[GOAL] Exactly as they appear, copy the lines of the listing from the one containing "Decode this image" through the final line, both included, and nothing else.
--------------------------------
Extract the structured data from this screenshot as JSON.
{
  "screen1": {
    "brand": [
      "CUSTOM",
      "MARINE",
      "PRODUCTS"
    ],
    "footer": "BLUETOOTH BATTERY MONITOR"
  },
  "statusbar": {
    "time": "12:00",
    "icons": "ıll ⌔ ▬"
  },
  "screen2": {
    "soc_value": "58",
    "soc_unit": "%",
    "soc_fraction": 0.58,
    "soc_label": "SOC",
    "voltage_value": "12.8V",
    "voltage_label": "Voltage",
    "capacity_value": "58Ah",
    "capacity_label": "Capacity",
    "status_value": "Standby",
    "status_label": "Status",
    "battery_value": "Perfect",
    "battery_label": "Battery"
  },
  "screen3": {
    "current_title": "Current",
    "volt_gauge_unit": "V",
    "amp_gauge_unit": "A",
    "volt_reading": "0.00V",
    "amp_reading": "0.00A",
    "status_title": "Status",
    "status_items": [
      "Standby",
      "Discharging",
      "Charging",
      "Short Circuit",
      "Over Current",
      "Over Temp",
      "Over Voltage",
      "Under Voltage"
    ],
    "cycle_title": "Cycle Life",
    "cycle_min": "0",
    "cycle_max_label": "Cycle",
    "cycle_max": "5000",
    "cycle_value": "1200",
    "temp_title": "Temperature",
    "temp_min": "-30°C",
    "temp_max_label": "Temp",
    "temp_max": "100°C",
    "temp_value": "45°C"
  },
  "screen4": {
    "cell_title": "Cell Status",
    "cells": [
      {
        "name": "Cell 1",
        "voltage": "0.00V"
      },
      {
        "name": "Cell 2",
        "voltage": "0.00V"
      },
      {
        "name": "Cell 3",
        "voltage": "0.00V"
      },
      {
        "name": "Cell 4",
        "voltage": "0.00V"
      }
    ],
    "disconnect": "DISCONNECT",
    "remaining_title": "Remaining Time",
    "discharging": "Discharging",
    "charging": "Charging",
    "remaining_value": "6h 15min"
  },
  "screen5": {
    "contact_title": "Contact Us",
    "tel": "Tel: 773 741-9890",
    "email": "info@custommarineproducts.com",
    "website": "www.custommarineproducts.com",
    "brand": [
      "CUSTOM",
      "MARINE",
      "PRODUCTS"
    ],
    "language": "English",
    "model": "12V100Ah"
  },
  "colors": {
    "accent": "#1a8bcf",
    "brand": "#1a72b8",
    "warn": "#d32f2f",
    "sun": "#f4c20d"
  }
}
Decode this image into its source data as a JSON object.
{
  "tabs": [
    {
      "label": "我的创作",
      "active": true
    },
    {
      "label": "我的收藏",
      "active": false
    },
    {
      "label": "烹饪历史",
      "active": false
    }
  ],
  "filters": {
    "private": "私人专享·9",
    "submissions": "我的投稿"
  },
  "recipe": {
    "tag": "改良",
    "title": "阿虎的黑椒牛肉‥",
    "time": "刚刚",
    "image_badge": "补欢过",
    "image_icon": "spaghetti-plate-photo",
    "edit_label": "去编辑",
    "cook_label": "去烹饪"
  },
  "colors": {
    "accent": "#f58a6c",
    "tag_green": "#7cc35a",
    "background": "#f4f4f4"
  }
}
--------------------------------
[SOLVED PROBLEM]
Decode this image into its source data as a JSON object.
{
  "tabs": [
    {
      "label": "我的创作",
      "active": true
    },
    {
      "label": "我的收藏",
      "active": false
    },
    {
      "label": "烹饪历史",
      "active": false
    }
  ],
  "filters": {
    "private": "私人专享·9",
    "submissions": "我的投稿"
  },
  "recipe": {
    "tag": "改良",
    "title": "阿虎的黑椒牛肉‥",
    "time": "刚刚",
    "image_badge": "补欢过",
    "image_icon": "spaghetti-plate-photo",
    "edit_label": "去编辑",
    "cook_label": "去烹饪"
  },
  "colors": {
    "accent": "#f58a6c",
    "tag_green": "#7cc35a",
    "background": "#f4f4f4"
  }
}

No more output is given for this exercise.